The request:
Skip the pictures and quote all of the lines exactly.

Collected data entries
.....

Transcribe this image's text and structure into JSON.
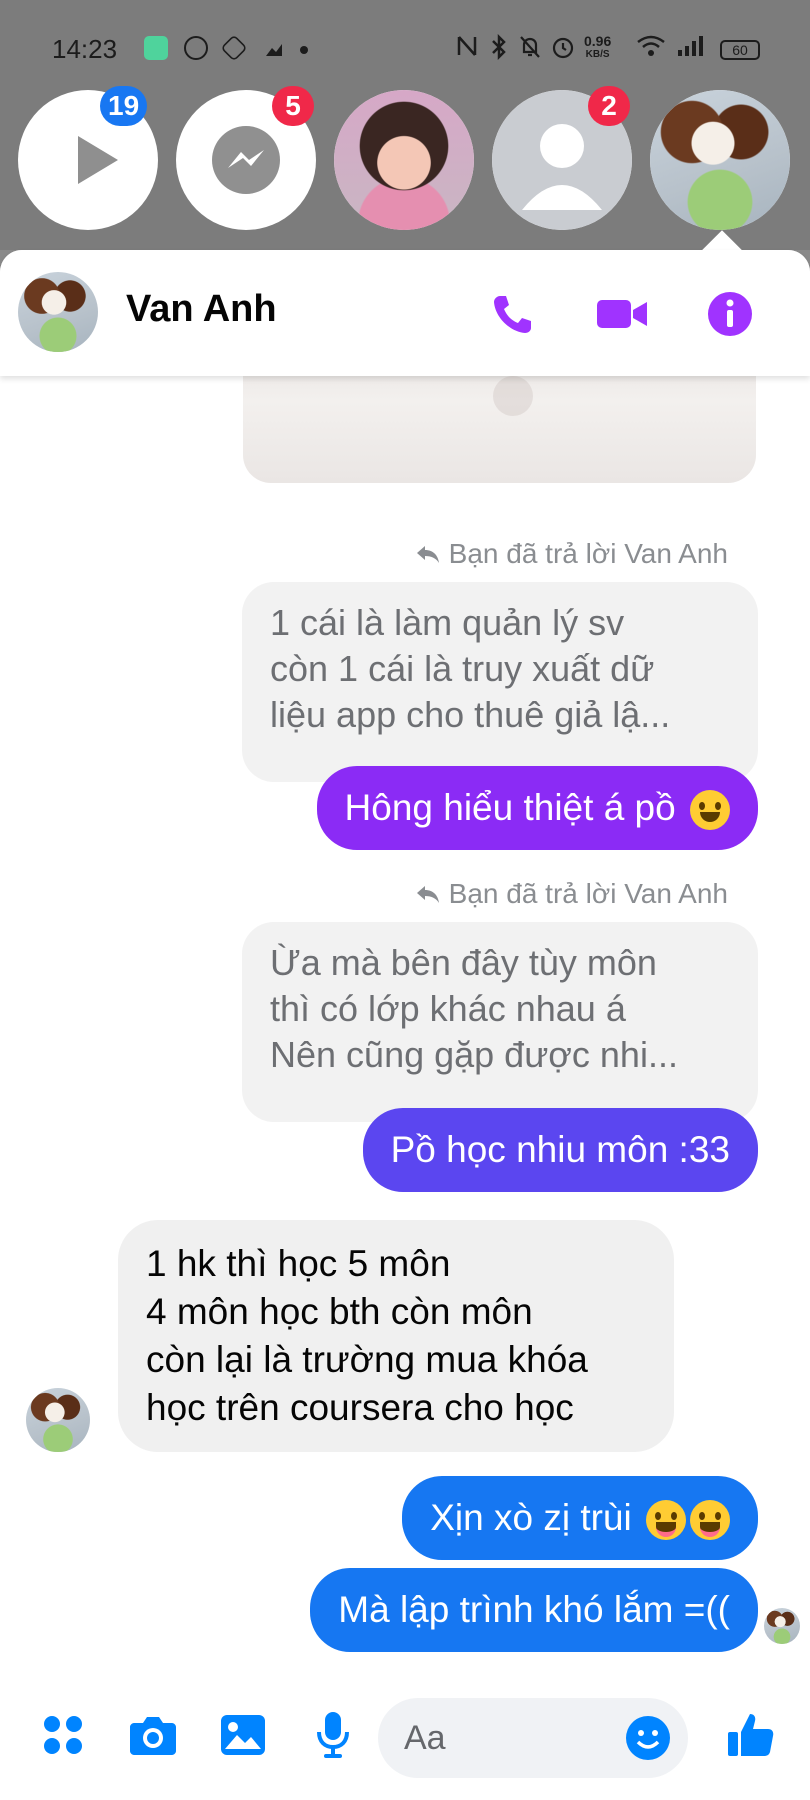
{
  "status_bar": {
    "time": "14:23",
    "net_speed_value": "0.96",
    "net_speed_unit": "KB/S",
    "battery": "60"
  },
  "chat_heads": [
    {
      "name": "video-chat-head",
      "badge": "19",
      "badge_color": "#1877f2"
    },
    {
      "name": "messenger-chat-head",
      "badge": "5",
      "badge_color": "#f02849"
    },
    {
      "name": "girl-chat-head",
      "badge": ""
    },
    {
      "name": "default-user-chat-head",
      "badge": "2",
      "badge_color": "#f02849"
    },
    {
      "name": "van-anh-chat-head",
      "badge": ""
    }
  ],
  "header": {
    "contact_name": "Van Anh",
    "accent_color": "#a033ff"
  },
  "messages": {
    "reply_label_1": "Bạn đã trả lời Van Anh",
    "quoted_1_line1": "1 cái là làm quản lý sv",
    "quoted_1_line2": "còn 1 cái là truy xuất dữ",
    "quoted_1_line3": "liệu app cho thuê giả lậ...",
    "out_1": "Hông hiểu thiệt á pồ",
    "reply_label_2": "Bạn đã trả lời Van Anh",
    "quoted_2_line1": "Ừa mà bên đây tùy môn",
    "quoted_2_line2": "thì có lớp khác nhau á",
    "quoted_2_line3": "Nên cũng gặp được nhi...",
    "out_2": "Pồ học nhiu môn :33",
    "in_1_line1": "1 hk thì học 5 môn",
    "in_1_line2": "4 môn học bth còn môn",
    "in_1_line3": "còn lại là trường mua khóa",
    "in_1_line4": "học trên coursera cho học",
    "out_3": "Xịn xò zị trùi",
    "out_4": "Mà lập trình khó lắm =(("
  },
  "composer": {
    "placeholder": "Aa",
    "accent_color": "#0084ff"
  },
  "colors": {
    "bubble_purple": "#8b2bf5",
    "bubble_indigo": "#5b46f0",
    "bubble_blue": "#1677f2"
  }
}
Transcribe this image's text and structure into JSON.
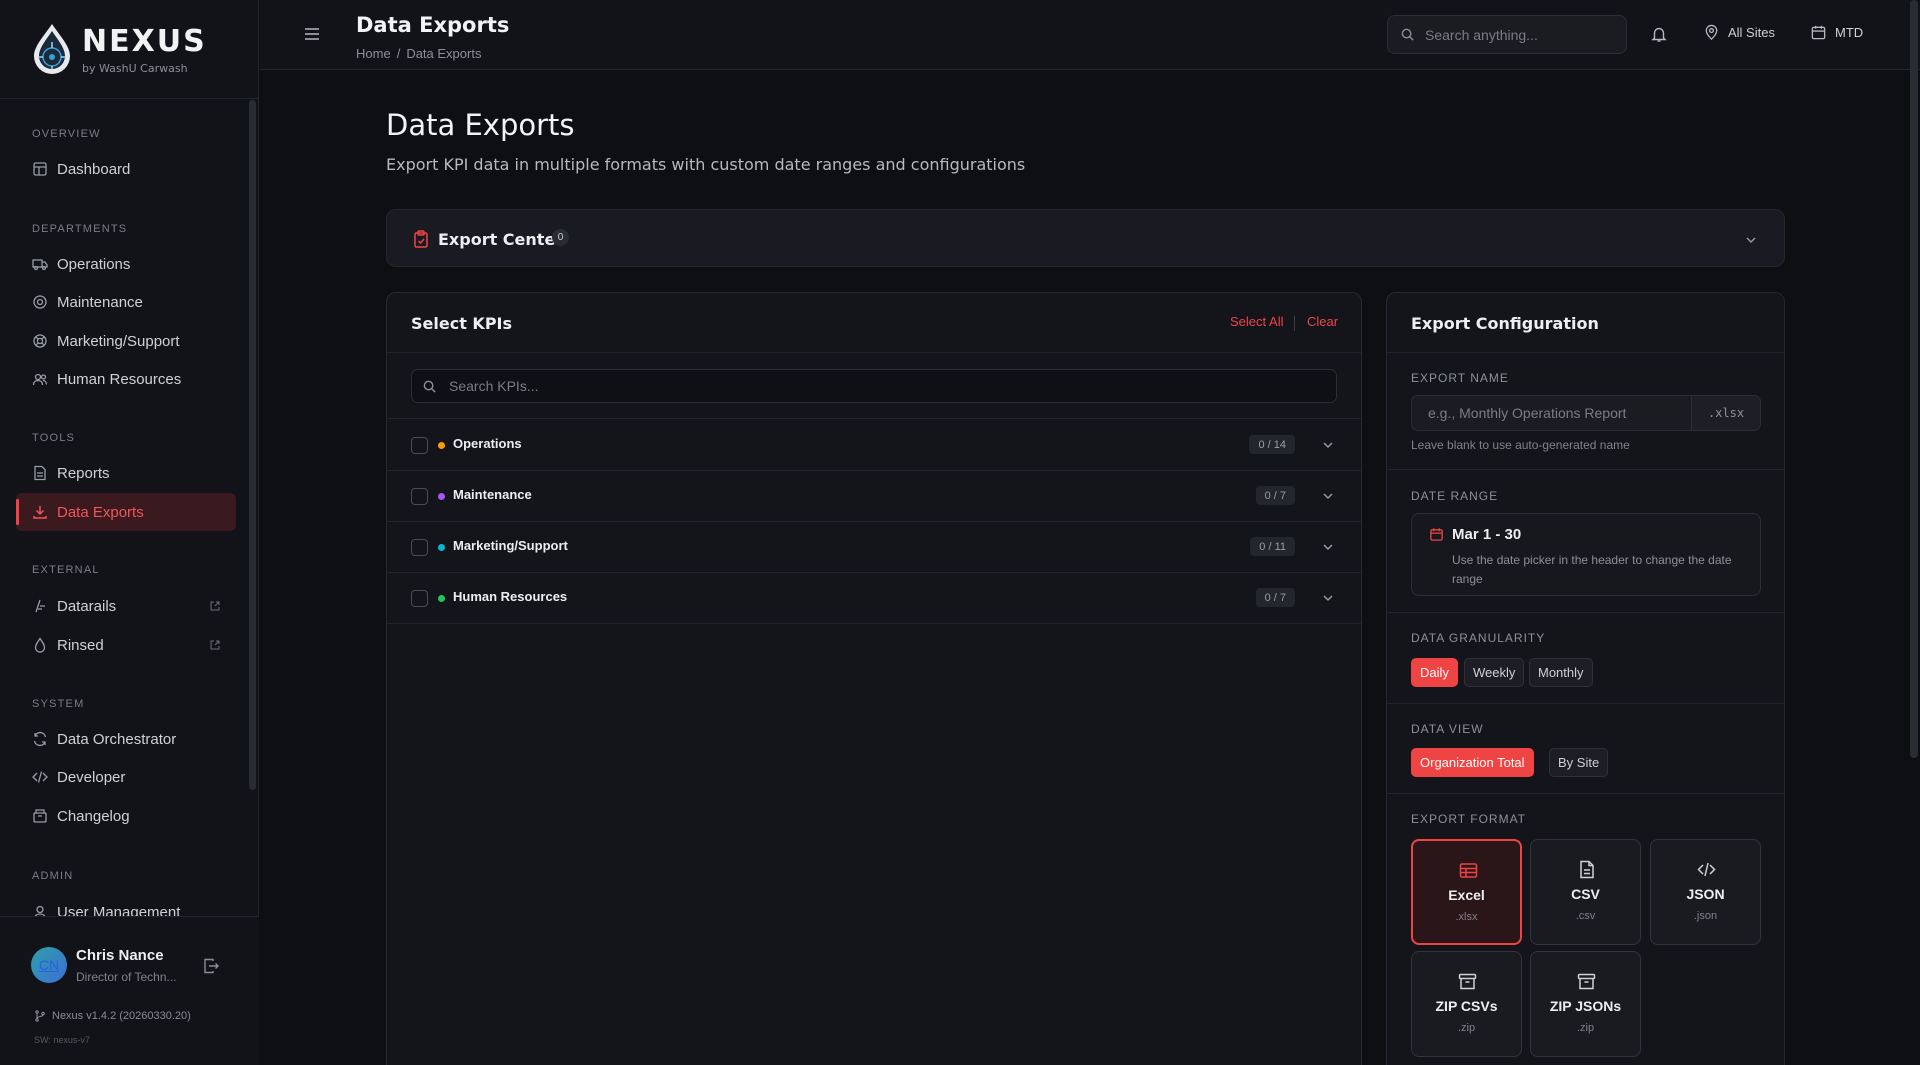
{
  "brand": {
    "name": "NEXUS",
    "sub": "by WashU Carwash"
  },
  "sidebar": {
    "sections": [
      {
        "label": "OVERVIEW"
      },
      {
        "label": "DEPARTMENTS"
      },
      {
        "label": "TOOLS"
      },
      {
        "label": "EXTERNAL"
      },
      {
        "label": "SYSTEM"
      },
      {
        "label": "ADMIN"
      }
    ],
    "items": [
      {
        "label": "Dashboard",
        "icon": "dashboard-icon"
      },
      {
        "label": "Operations",
        "icon": "truck-icon"
      },
      {
        "label": "Maintenance",
        "icon": "gear-icon"
      },
      {
        "label": "Marketing/Support",
        "icon": "lifebuoy-icon"
      },
      {
        "label": "Human Resources",
        "icon": "users-icon"
      },
      {
        "label": "Reports",
        "icon": "file-icon"
      },
      {
        "label": "Data Exports",
        "icon": "download-icon",
        "active": true
      },
      {
        "label": "Datarails",
        "icon": "rail-icon",
        "external": true
      },
      {
        "label": "Rinsed",
        "icon": "droplet-icon",
        "external": true
      },
      {
        "label": "Data Orchestrator",
        "icon": "refresh-icon"
      },
      {
        "label": "Developer",
        "icon": "code-icon"
      },
      {
        "label": "Changelog",
        "icon": "archive-icon"
      },
      {
        "label": "User Management",
        "icon": "user-icon"
      }
    ]
  },
  "user": {
    "initials": "CN",
    "name": "Chris Nance",
    "role": "Director of Techn...",
    "version": "Nexus  v1.4.2 (20260330.20)",
    "sw": "SW: nexus-v7"
  },
  "topbar": {
    "title": "Data Exports",
    "breadcrumb": [
      "Home",
      "/",
      "Data Exports"
    ],
    "search_placeholder": "Search anything...",
    "sites_label": "All Sites",
    "period_label": "MTD"
  },
  "main": {
    "title": "Data Exports",
    "subtitle": "Export KPI data in multiple formats with custom date ranges and configurations",
    "export_center": {
      "label": "Export Center",
      "count": "0"
    }
  },
  "kpi_panel": {
    "title": "Select KPIs",
    "select_all": "Select All",
    "clear": "Clear",
    "search_placeholder": "Search KPIs...",
    "groups": [
      {
        "name": "Operations",
        "count": "0 / 14",
        "color": "#f59e0b"
      },
      {
        "name": "Maintenance",
        "count": "0 / 7",
        "color": "#a855f7"
      },
      {
        "name": "Marketing/Support",
        "count": "0 / 11",
        "color": "#06b6d4"
      },
      {
        "name": "Human Resources",
        "count": "0 / 7",
        "color": "#22c55e"
      }
    ]
  },
  "config": {
    "title": "Export Configuration",
    "export_name": {
      "label": "EXPORT NAME",
      "placeholder": "e.g., Monthly Operations Report",
      "ext": ".xlsx",
      "hint": "Leave blank to use auto-generated name"
    },
    "date_range": {
      "label": "DATE RANGE",
      "value": "Mar 1 - 30",
      "note": "Use the date picker in the header to change the date range"
    },
    "granularity": {
      "label": "DATA GRANULARITY",
      "options": [
        "Daily",
        "Weekly",
        "Monthly"
      ],
      "selected": "Daily"
    },
    "view": {
      "label": "DATA VIEW",
      "options": [
        "Organization Total",
        "By Site"
      ],
      "selected": "Organization Total"
    },
    "format": {
      "label": "EXPORT FORMAT",
      "options": [
        {
          "name": "Excel",
          "ext": ".xlsx",
          "icon": "table-icon"
        },
        {
          "name": "CSV",
          "ext": ".csv",
          "icon": "document-icon"
        },
        {
          "name": "JSON",
          "ext": ".json",
          "icon": "code-icon"
        },
        {
          "name": "ZIP CSVs",
          "ext": ".zip",
          "icon": "archive-icon"
        },
        {
          "name": "ZIP JSONs",
          "ext": ".zip",
          "icon": "archive-icon"
        }
      ],
      "selected": "Excel"
    }
  },
  "colors": {
    "accent": "#ef4444",
    "background": "#0e0f13",
    "panel": "#14151b"
  }
}
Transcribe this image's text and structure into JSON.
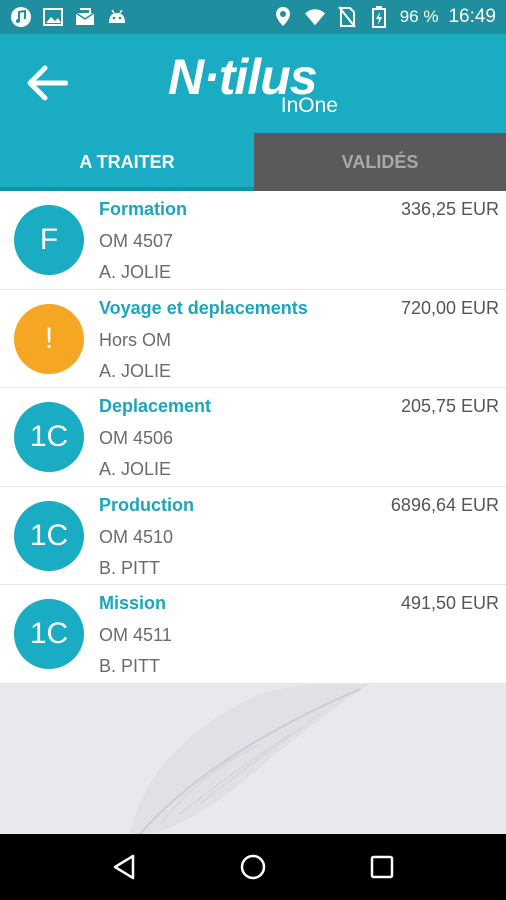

.....

Response to the task:
Transcribe this image's text and structure into JSON.
{
  "status_bar": {
    "time": "14:23",
    "net_speed_value": "0.96",
    "net_speed_unit": "KB/S",
    "battery": "60"
  },
  "chat_heads": [
    {
      "name": "video-chat-head",
      "badge": "19",
      "badge_color": "#1877f2"
    },
    {
      "name": "messenger-chat-head",
      "badge": "5",
      "badge_color": "#f02849"
    },
    {
      "name": "girl-chat-head",
      "badge": ""
    },
    {
      "name": "default-user-chat-head",
      "badge": "2",
      "badge_color": "#f02849"
    },
    {
      "name": "van-anh-chat-head",
      "badge": ""
    }
  ],
  "header": {
    "contact_name": "Van Anh",
    "accent_color": "#a033ff"
  },
  "messages": {
    "reply_label_1": "Bạn đã trả lời Van Anh",
    "quoted_1_line1": "1 cái là làm quản lý sv",
    "quoted_1_line2": "còn 1 cái là truy xuất dữ",
    "quoted_1_line3": "liệu app cho thuê giả lậ...",
    "out_1": "Hông hiểu thiệt á pồ",
    "reply_label_2": "Bạn đã trả lời Van Anh",
    "quoted_2_line1": "Ừa mà bên đây tùy môn",
    "quoted_2_line2": "thì có lớp khác nhau á",
    "quoted_2_line3": "Nên cũng gặp được nhi...",
    "out_2": "Pồ học nhiu môn :33",
    "in_1_line1": "1 hk thì học 5 môn",
    "in_1_line2": "4 môn học bth còn môn",
    "in_1_line3": "còn lại là trường mua khóa",
    "in_1_line4": "học trên coursera cho học",
    "out_3": "Xịn xò zị trùi",
    "out_4": "Mà lập trình khó lắm =(("
  },
  "composer": {
    "placeholder": "Aa",
    "accent_color": "#0084ff"
  },
  "colors": {
    "bubble_purple": "#8b2bf5",
    "bubble_indigo": "#5b46f0",
    "bubble_blue": "#1677f2"
  }
}
Transcribe this image's text and structure into JSON.
{
  "brand": {
    "name": "NEXUS",
    "sub": "by WashU Carwash"
  },
  "sidebar": {
    "sections": [
      {
        "label": "OVERVIEW"
      },
      {
        "label": "DEPARTMENTS"
      },
      {
        "label": "TOOLS"
      },
      {
        "label": "EXTERNAL"
      },
      {
        "label": "SYSTEM"
      },
      {
        "label": "ADMIN"
      }
    ],
    "items": [
      {
        "label": "Dashboard",
        "icon": "dashboard-icon"
      },
      {
        "label": "Operations",
        "icon": "truck-icon"
      },
      {
        "label": "Maintenance",
        "icon": "gear-icon"
      },
      {
        "label": "Marketing/Support",
        "icon": "lifebuoy-icon"
      },
      {
        "label": "Human Resources",
        "icon": "users-icon"
      },
      {
        "label": "Reports",
        "icon": "file-icon"
      },
      {
        "label": "Data Exports",
        "icon": "download-icon",
        "active": true
      },
      {
        "label": "Datarails",
        "icon": "rail-icon",
        "external": true
      },
      {
        "label": "Rinsed",
        "icon": "droplet-icon",
        "external": true
      },
      {
        "label": "Data Orchestrator",
        "icon": "refresh-icon"
      },
      {
        "label": "Developer",
        "icon": "code-icon"
      },
      {
        "label": "Changelog",
        "icon": "archive-icon"
      },
      {
        "label": "User Management",
        "icon": "user-icon"
      }
    ]
  },
  "user": {
    "initials": "CN",
    "name": "Chris Nance",
    "role": "Director of Techn...",
    "version": "Nexus  v1.4.2 (20260330.20)",
    "sw": "SW: nexus-v7"
  },
  "topbar": {
    "title": "Data Exports",
    "breadcrumb": [
      "Home",
      "/",
      "Data Exports"
    ],
    "search_placeholder": "Search anything...",
    "sites_label": "All Sites",
    "period_label": "MTD"
  },
  "main": {
    "title": "Data Exports",
    "subtitle": "Export KPI data in multiple formats with custom date ranges and configurations",
    "export_center": {
      "label": "Export Center",
      "count": "0"
    }
  },
  "kpi_panel": {
    "title": "Select KPIs",
    "select_all": "Select All",
    "clear": "Clear",
    "search_placeholder": "Search KPIs...",
    "groups": [
      {
        "name": "Operations",
        "count": "0 / 14",
        "color": "#f59e0b"
      },
      {
        "name": "Maintenance",
        "count": "0 / 7",
        "color": "#a855f7"
      },
      {
        "name": "Marketing/Support",
        "count": "0 / 11",
        "color": "#06b6d4"
      },
      {
        "name": "Human Resources",
        "count": "0 / 7",
        "color": "#22c55e"
      }
    ]
  },
  "config": {
    "title": "Export Configuration",
    "export_name": {
      "label": "EXPORT NAME",
      "placeholder": "e.g., Monthly Operations Report",
      "ext": ".xlsx",
      "hint": "Leave blank to use auto-generated name"
    },
    "date_range": {
      "label": "DATE RANGE",
      "value": "Mar 1 - 30",
      "note": "Use the date picker in the header to change the date range"
    },
    "granularity": {
      "label": "DATA GRANULARITY",
      "options": [
        "Daily",
        "Weekly",
        "Monthly"
      ],
      "selected": "Daily"
    },
    "view": {
      "label": "DATA VIEW",
      "options": [
        "Organization Total",
        "By Site"
      ],
      "selected": "Organization Total"
    },
    "format": {
      "label": "EXPORT FORMAT",
      "options": [
        {
          "name": "Excel",
          "ext": ".xlsx",
          "icon": "table-icon"
        },
        {
          "name": "CSV",
          "ext": ".csv",
          "icon": "document-icon"
        },
        {
          "name": "JSON",
          "ext": ".json",
          "icon": "code-icon"
        },
        {
          "name": "ZIP CSVs",
          "ext": ".zip",
          "icon": "archive-icon"
        },
        {
          "name": "ZIP JSONs",
          "ext": ".zip",
          "icon": "archive-icon"
        }
      ],
      "selected": "Excel"
    }
  },
  "colors": {
    "accent": "#ef4444",
    "background": "#0e0f13",
    "panel": "#14151b"
  }
}
Transcribe this image's text and structure into JSON.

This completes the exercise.